# Directive
Could you extract every entry below and reproduce it exactly?

+++

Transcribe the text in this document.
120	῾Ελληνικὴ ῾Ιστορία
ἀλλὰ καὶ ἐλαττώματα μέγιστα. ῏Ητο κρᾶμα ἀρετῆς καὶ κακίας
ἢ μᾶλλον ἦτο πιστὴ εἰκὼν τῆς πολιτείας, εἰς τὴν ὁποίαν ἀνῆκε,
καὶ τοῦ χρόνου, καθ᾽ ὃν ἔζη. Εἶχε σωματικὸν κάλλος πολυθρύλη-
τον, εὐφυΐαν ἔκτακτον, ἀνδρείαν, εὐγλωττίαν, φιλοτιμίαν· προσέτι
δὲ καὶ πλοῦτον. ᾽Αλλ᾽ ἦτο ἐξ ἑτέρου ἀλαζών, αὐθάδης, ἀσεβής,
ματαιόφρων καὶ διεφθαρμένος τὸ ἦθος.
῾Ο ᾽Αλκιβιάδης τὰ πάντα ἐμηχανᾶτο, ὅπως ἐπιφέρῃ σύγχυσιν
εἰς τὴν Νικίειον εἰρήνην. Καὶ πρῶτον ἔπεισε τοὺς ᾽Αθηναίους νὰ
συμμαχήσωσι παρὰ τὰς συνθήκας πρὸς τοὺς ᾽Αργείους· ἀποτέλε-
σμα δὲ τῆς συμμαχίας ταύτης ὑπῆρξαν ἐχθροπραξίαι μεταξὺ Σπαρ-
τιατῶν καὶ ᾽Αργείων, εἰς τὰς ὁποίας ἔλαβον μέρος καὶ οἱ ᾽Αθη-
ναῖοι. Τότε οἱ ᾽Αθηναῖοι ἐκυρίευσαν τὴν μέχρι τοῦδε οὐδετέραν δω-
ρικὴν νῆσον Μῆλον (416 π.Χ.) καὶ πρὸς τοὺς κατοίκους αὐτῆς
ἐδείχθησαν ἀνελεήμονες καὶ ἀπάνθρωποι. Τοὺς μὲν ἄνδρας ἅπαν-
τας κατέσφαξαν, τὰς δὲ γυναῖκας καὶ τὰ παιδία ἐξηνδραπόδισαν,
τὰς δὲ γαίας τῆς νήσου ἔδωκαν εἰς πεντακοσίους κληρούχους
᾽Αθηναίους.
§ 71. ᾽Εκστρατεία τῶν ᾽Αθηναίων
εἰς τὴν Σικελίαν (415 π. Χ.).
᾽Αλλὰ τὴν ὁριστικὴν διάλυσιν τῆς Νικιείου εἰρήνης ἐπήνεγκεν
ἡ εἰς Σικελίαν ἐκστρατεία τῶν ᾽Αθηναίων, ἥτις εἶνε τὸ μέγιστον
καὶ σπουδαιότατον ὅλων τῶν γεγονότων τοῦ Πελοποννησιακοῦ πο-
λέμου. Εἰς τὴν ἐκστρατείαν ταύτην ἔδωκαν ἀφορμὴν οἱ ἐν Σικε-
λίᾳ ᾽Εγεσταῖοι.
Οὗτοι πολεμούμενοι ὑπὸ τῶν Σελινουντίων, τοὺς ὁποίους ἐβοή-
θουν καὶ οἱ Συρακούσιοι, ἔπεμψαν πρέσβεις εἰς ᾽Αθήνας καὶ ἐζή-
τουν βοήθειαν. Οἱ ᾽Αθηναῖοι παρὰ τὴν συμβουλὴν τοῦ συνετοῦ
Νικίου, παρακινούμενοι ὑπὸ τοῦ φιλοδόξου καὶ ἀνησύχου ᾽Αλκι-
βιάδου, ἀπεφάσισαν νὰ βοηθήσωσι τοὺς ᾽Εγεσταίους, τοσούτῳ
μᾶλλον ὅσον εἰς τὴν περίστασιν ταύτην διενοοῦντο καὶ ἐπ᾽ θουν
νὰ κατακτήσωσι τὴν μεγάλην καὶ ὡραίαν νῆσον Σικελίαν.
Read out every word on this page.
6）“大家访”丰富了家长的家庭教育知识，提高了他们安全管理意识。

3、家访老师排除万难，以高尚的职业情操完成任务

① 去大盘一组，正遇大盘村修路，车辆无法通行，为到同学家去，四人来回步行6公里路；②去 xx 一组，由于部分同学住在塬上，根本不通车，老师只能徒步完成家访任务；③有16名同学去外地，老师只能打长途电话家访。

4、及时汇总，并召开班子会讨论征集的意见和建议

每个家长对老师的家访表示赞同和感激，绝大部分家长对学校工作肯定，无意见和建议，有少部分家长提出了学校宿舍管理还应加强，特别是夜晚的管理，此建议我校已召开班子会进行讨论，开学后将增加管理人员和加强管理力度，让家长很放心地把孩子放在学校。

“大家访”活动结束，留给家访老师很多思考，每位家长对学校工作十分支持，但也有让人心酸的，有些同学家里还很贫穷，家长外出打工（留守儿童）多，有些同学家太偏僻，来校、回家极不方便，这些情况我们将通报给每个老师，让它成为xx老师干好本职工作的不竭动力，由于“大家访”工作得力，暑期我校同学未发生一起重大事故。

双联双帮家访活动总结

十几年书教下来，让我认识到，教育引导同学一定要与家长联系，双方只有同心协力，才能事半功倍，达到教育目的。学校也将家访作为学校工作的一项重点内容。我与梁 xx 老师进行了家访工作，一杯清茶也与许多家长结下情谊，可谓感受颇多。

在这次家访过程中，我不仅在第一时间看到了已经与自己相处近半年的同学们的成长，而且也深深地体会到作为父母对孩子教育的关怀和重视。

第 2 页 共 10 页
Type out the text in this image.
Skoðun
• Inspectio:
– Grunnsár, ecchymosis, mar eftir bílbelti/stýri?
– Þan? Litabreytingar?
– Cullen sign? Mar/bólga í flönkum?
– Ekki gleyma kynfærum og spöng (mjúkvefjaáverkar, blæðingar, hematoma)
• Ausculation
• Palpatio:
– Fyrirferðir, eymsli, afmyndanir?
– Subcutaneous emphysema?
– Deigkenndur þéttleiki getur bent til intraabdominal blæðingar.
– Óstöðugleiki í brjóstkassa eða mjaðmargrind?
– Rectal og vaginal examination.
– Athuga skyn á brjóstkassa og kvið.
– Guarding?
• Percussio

+++

# Result for this task
Transcribe the text in this document.
120	῾Ελληνικὴ ῾Ιστορία
ἀλλὰ καὶ ἐλαττώματα μέγιστα. ῏Ητο κρᾶμα ἀρετῆς καὶ κακίας
ἢ μᾶλλον ἦτο πιστὴ εἰκὼν τῆς πολιτείας, εἰς τὴν ὁποίαν ἀνῆκε,
καὶ τοῦ χρόνου, καθ᾽ ὃν ἔζη. Εἶχε σωματικὸν κάλλος πολυθρύλη-
τον, εὐφυΐαν ἔκτακτον, ἀνδρείαν, εὐγλωττίαν, φιλοτιμίαν· προσέτι
δὲ καὶ πλοῦτον. ᾽Αλλ᾽ ἦτο ἐξ ἑτέρου ἀλαζών, αὐθάδης, ἀσεβής,
ματαιόφρων καὶ διεφθαρμένος τὸ ἦθος.
῾Ο ᾽Αλκιβιάδης τὰ πάντα ἐμηχανᾶτο, ὅπως ἐπιφέρῃ σύγχυσιν
εἰς τὴν Νικίειον εἰρήνην. Καὶ πρῶτον ἔπεισε τοὺς ᾽Αθηναίους νὰ
συμμαχήσωσι παρὰ τὰς συνθήκας πρὸς τοὺς ᾽Αργείους· ἀποτέλε-
σμα δὲ τῆς συμμαχίας ταύτης ὑπῆρξαν ἐχθροπραξίαι μεταξὺ Σπαρ-
τιατῶν καὶ ᾽Αργείων, εἰς τὰς ὁποίας ἔλαβον μέρος καὶ οἱ ᾽Αθη-
ναῖοι. Τότε οἱ ᾽Αθηναῖοι ἐκυρίευσαν τὴν μέχρι τοῦδε οὐδετέραν δω-
ρικὴν νῆσον Μῆλον (416 π.Χ.) καὶ πρὸς τοὺς κατοίκους αὐτῆς
ἐδείχθησαν ἀνελεήμονες καὶ ἀπάνθρωποι. Τοὺς μὲν ἄνδρας ἅπαν-
τας κατέσφαξαν, τὰς δὲ γυναῖκας καὶ τὰ παιδία ἐξηνδραπόδισαν,
τὰς δὲ γαίας τῆς νήσου ἔδωκαν εἰς πεντακοσίους κληρούχους
᾽Αθηναίους.
§ 71. ᾽Εκστρατεία τῶν ᾽Αθηναίων
εἰς τὴν Σικελίαν (415 π. Χ.).
᾽Αλλὰ τὴν ὁριστικὴν διάλυσιν τῆς Νικιείου εἰρήνης ἐπήνεγκεν
ἡ εἰς Σικελίαν ἐκστρατεία τῶν ᾽Αθηναίων, ἥτις εἶνε τὸ μέγιστον
καὶ σπουδαιότατον ὅλων τῶν γεγονότων τοῦ Πελοποννησιακοῦ πο-
λέμου. Εἰς τὴν ἐκστρατείαν ταύτην ἔδωκαν ἀφορμὴν οἱ ἐν Σικε-
λίᾳ ᾽Εγεσταῖοι.
Οὗτοι πολεμούμενοι ὑπὸ τῶν Σελινουντίων, τοὺς ὁποίους ἐβοή-
θουν καὶ οἱ Συρακούσιοι, ἔπεμψαν πρέσβεις εἰς ᾽Αθήνας καὶ ἐζή-
τουν βοήθειαν. Οἱ ᾽Αθηναῖοι παρὰ τὴν συμβουλὴν τοῦ συνετοῦ
Νικίου, παρακινούμενοι ὑπὸ τοῦ φιλοδόξου καὶ ἀνησύχου ᾽Αλκι-
βιάδου, ἀπεφάσισαν νὰ βοηθήσωσι τοὺς ᾽Εγεσταίους, τοσούτῳ
μᾶλλον ὅσον εἰς τὴν περίστασιν ταύτην διενοοῦντο καὶ ἐπ᾽ θουν
νὰ κατακτήσωσι τὴν μεγάλην καὶ ὡραίαν νῆσον Σικελίαν.
Read out every word on this page.
6）“大家访”丰富了家长的家庭教育知识，提高了他们安全管理意识。

3、家访老师排除万难，以高尚的职业情操完成任务

① 去大盘一组，正遇大盘村修路，车辆无法通行，为到同学家去，四人来回步行6公里路；②去 xx 一组，由于部分同学住在塬上，根本不通车，老师只能徒步完成家访任务；③有16名同学去外地，老师只能打长途电话家访。

4、及时汇总，并召开班子会讨论征集的意见和建议

每个家长对老师的家访表示赞同和感激，绝大部分家长对学校工作肯定，无意见和建议，有少部分家长提出了学校宿舍管理还应加强，特别是夜晚的管理，此建议我校已召开班子会进行讨论，开学后将增加管理人员和加强管理力度，让家长很放心地把孩子放在学校。

“大家访”活动结束，留给家访老师很多思考，每位家长对学校工作十分支持，但也有让人心酸的，有些同学家里还很贫穷，家长外出打工（留守儿童）多，有些同学家太偏僻，来校、回家极不方便，这些情况我们将通报给每个老师，让它成为xx老师干好本职工作的不竭动力，由于“大家访”工作得力，暑期我校同学未发生一起重大事故。

双联双帮家访活动总结

十几年书教下来，让我认识到，教育引导同学一定要与家长联系，双方只有同心协力，才能事半功倍，达到教育目的。学校也将家访作为学校工作的一项重点内容。我与梁 xx 老师进行了家访工作，一杯清茶也与许多家长结下情谊，可谓感受颇多。

在这次家访过程中，我不仅在第一时间看到了已经与自己相处近半年的同学们的成长，而且也深深地体会到作为父母对孩子教育的关怀和重视。

第 2 页 共 10 页
Type out the text in this image.
Skoðun
• Inspectio:
– Grunnsár, ecchymosis, mar eftir bílbelti/stýri?
– Þan? Litabreytingar?
– Cullen sign? Mar/bólga í flönkum?
– Ekki gleyma kynfærum og spöng (mjúkvefjaáverkar, blæðingar, hematoma)
• Ausculation
• Palpatio:
– Fyrirferðir, eymsli, afmyndanir?
– Subcutaneous emphysema?
– Deigkenndur þéttleiki getur bent til intraabdominal blæðingar.
– Óstöðugleiki í brjóstkassa eða mjaðmargrind?
– Rectal og vaginal examination.
– Athuga skyn á brjóstkassa og kvið.
– Guarding?
• Percussio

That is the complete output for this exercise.